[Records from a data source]
● ● ● ●

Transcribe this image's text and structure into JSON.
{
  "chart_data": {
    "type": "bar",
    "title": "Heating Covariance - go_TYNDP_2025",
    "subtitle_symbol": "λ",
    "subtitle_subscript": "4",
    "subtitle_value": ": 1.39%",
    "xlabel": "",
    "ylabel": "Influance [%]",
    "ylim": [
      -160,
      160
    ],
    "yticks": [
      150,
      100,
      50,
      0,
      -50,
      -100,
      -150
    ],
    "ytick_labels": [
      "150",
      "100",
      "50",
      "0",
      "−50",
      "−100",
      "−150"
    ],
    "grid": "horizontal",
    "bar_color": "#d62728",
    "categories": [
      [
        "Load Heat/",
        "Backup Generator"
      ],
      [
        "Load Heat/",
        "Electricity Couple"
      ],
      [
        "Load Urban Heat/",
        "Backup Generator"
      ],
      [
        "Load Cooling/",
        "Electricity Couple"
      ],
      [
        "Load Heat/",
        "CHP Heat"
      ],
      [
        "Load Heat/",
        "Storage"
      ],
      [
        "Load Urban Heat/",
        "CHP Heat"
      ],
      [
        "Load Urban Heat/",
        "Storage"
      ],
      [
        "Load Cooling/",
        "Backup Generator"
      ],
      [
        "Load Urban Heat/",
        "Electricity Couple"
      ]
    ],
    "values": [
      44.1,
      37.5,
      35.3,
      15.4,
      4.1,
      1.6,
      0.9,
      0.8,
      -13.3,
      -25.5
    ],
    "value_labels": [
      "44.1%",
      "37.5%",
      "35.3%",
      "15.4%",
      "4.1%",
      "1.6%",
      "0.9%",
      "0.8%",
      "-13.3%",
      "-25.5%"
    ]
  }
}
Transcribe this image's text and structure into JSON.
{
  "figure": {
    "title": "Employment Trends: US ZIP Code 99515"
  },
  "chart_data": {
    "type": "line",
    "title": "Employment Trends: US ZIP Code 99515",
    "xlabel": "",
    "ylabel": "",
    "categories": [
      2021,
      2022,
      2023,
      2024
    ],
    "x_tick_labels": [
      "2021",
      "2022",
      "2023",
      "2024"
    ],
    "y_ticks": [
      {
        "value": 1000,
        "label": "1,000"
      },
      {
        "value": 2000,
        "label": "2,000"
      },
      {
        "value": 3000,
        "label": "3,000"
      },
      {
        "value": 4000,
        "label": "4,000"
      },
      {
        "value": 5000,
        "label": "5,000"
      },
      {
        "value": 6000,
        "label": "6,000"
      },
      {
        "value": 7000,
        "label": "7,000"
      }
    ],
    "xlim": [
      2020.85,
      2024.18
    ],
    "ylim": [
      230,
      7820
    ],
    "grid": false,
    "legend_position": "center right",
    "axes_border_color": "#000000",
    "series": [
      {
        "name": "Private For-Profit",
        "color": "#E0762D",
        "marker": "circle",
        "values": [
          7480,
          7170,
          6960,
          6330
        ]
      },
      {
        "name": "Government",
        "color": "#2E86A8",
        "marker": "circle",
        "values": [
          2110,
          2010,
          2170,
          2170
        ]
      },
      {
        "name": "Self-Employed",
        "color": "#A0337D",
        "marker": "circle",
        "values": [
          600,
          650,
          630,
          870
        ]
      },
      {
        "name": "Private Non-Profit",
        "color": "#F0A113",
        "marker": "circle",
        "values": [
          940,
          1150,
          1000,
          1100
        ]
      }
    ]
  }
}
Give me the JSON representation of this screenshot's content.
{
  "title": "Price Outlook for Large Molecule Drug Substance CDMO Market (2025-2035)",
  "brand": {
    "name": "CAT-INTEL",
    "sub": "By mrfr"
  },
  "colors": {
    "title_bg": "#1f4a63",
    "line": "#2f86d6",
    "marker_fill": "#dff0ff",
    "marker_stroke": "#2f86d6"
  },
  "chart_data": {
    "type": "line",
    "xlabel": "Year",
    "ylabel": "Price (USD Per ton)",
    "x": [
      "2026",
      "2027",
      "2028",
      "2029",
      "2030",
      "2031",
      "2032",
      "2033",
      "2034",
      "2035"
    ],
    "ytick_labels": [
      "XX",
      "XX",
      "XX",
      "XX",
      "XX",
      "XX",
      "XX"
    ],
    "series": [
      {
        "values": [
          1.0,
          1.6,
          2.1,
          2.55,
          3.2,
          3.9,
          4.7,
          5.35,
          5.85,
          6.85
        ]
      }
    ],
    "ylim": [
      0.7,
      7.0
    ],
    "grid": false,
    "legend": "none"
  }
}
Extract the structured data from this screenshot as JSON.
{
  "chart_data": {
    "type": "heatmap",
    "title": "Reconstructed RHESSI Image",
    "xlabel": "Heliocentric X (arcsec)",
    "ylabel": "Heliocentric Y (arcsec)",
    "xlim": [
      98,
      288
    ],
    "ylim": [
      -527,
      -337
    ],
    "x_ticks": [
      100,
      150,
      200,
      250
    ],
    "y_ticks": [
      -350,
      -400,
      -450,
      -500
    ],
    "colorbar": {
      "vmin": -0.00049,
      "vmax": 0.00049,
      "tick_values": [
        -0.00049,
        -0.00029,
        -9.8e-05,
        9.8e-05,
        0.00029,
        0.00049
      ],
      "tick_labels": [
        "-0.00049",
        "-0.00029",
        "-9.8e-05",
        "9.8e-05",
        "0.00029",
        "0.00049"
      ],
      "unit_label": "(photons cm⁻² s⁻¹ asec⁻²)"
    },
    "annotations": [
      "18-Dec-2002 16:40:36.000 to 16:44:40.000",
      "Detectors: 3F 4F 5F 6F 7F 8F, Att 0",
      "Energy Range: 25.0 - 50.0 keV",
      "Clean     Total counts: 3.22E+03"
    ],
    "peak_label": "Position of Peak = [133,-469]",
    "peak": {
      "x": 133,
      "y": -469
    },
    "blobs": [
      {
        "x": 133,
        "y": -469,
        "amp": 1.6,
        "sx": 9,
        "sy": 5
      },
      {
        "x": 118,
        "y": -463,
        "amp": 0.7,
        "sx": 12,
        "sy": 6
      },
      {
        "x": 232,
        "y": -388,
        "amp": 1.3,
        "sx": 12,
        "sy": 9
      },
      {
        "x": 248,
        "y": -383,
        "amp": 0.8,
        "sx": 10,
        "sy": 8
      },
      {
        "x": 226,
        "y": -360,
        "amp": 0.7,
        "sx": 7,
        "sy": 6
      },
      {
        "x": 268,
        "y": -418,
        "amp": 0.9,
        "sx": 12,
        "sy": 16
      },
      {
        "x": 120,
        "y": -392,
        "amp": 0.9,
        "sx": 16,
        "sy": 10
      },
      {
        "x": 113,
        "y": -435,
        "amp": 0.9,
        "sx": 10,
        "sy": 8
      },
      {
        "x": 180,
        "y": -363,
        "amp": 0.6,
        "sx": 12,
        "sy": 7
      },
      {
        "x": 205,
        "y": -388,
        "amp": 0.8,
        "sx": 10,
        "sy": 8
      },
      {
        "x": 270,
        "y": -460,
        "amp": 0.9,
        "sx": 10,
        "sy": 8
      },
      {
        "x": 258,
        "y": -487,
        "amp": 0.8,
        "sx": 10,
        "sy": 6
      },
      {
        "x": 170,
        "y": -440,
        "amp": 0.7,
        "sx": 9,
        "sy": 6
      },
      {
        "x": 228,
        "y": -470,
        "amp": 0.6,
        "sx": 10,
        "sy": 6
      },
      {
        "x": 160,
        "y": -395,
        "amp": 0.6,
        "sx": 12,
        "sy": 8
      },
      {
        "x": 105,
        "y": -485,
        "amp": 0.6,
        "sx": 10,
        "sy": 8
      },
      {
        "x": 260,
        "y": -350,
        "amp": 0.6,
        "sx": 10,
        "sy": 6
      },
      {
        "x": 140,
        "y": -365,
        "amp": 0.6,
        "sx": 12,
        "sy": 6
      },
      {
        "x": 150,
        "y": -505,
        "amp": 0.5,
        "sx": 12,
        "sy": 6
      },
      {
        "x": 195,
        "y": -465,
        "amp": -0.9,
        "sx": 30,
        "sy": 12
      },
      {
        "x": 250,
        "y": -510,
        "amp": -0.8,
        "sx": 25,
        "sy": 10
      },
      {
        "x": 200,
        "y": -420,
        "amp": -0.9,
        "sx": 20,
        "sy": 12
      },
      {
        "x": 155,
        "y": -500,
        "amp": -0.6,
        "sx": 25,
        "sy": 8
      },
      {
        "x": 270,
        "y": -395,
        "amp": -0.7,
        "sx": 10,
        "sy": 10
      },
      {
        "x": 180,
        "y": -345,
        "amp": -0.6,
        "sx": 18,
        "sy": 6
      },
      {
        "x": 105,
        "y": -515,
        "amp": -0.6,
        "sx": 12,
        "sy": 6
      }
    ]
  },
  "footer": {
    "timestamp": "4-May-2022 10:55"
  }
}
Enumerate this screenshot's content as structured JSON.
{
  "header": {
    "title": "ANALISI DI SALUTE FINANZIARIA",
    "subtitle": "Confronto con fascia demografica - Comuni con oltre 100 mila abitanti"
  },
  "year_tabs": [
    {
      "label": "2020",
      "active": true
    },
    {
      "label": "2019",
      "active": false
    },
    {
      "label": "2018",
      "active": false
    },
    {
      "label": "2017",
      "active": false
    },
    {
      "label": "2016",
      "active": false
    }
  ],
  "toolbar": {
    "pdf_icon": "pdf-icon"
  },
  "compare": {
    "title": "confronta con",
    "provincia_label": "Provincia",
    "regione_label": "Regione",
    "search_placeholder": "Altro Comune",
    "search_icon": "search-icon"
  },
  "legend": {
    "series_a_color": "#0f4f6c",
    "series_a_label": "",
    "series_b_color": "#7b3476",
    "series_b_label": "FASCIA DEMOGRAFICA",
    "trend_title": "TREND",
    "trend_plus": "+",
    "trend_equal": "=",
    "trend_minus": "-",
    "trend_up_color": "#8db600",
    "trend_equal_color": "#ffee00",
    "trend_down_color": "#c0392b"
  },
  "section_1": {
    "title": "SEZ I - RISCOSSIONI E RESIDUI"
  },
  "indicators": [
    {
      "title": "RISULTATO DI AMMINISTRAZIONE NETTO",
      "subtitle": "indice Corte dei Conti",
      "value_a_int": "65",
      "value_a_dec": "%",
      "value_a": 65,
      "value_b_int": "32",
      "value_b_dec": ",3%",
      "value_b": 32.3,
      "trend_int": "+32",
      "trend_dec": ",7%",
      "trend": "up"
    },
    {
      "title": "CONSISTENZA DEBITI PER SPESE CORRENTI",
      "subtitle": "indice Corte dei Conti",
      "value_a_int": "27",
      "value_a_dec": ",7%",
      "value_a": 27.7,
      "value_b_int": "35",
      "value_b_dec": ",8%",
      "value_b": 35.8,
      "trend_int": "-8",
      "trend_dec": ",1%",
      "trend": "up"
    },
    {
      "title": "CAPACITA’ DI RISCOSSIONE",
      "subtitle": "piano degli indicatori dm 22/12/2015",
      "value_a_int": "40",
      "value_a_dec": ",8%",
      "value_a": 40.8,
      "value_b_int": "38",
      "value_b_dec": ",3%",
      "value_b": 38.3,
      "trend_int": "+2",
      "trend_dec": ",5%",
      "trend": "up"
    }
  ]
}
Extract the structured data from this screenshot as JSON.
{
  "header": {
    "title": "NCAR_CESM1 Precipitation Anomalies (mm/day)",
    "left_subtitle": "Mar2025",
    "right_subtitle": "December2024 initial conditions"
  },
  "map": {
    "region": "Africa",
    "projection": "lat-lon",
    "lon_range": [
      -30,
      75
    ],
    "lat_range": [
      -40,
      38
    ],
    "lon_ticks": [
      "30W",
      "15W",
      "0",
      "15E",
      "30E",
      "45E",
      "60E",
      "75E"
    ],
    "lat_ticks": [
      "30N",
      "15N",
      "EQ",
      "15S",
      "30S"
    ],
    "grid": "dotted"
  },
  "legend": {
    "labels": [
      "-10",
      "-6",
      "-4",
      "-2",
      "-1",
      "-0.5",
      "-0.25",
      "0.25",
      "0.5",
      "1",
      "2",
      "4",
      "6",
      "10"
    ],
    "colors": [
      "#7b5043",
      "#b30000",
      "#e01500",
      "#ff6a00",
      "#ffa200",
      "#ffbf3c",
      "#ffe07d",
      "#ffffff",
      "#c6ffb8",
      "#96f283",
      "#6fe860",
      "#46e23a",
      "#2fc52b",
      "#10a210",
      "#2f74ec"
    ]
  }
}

● ● ● ●

REQUEST:
List every line from the entries above in which "grid" appears.

REPLY TO THE EXERCISE:
    "grid": "horizontal",
    "grid": false,
    "grid": false,
    "grid": "dotted"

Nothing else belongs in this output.